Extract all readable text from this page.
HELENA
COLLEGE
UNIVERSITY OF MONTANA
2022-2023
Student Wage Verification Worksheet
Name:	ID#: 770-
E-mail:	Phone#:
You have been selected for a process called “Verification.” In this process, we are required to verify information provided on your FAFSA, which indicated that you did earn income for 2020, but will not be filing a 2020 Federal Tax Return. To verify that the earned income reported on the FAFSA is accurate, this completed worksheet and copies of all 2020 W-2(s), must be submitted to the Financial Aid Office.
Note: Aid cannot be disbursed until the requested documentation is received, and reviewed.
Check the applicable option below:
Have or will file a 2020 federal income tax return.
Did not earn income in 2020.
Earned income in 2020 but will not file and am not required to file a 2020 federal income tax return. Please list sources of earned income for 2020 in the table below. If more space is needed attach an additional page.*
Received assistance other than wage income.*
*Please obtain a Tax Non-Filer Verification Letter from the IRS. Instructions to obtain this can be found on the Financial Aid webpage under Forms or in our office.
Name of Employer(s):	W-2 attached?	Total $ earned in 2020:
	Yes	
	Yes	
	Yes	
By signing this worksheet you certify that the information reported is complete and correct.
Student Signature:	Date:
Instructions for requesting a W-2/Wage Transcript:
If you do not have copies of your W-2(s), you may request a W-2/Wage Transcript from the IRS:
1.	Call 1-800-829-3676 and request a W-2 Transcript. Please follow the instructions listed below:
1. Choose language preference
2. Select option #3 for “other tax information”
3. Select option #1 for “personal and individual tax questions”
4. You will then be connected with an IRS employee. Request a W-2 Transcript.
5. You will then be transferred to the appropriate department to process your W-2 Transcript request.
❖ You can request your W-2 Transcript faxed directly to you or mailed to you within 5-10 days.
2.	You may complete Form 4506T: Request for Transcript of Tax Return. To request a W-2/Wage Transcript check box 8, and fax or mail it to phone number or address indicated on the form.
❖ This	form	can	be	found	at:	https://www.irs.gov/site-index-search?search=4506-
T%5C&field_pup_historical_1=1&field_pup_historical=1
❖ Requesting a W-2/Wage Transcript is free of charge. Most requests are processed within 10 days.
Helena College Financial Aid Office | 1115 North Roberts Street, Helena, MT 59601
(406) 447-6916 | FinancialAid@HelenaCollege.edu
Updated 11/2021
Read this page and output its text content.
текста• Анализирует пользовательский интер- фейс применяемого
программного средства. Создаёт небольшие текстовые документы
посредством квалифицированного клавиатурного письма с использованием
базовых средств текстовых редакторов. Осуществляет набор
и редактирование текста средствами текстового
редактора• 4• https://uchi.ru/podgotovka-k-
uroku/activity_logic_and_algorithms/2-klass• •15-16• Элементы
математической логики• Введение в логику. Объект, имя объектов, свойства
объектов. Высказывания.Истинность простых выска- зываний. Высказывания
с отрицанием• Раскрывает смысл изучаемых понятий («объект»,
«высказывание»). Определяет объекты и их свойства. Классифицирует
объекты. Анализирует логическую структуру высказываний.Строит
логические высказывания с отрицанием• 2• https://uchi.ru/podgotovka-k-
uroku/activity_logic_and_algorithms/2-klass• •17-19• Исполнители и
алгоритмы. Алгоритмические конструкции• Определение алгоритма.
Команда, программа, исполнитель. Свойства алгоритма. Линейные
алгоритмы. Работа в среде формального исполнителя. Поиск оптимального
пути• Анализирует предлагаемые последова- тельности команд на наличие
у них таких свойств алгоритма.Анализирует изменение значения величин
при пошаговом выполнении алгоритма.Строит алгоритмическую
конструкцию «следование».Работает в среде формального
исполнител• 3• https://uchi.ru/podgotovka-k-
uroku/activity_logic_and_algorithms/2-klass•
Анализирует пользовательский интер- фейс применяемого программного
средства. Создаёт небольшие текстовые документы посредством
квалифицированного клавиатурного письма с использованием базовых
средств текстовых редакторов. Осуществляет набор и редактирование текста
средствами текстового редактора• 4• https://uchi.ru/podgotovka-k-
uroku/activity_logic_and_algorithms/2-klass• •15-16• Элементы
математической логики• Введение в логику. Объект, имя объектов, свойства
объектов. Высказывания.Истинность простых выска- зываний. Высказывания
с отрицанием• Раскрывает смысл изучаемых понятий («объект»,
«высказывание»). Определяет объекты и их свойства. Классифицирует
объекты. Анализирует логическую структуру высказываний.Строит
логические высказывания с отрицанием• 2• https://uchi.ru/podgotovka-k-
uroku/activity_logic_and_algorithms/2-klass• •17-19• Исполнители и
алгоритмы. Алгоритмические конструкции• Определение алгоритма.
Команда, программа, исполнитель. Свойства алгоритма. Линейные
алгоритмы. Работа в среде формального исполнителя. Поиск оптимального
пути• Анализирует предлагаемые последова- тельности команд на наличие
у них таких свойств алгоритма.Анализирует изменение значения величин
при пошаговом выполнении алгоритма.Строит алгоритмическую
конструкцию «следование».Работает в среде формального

================

Extract all lines from the material above that include the word "фейс".

§ Expected answer
текста• Анализирует пользовательский интер- фейс применяемого
Анализирует пользовательский интер- фейс применяемого программного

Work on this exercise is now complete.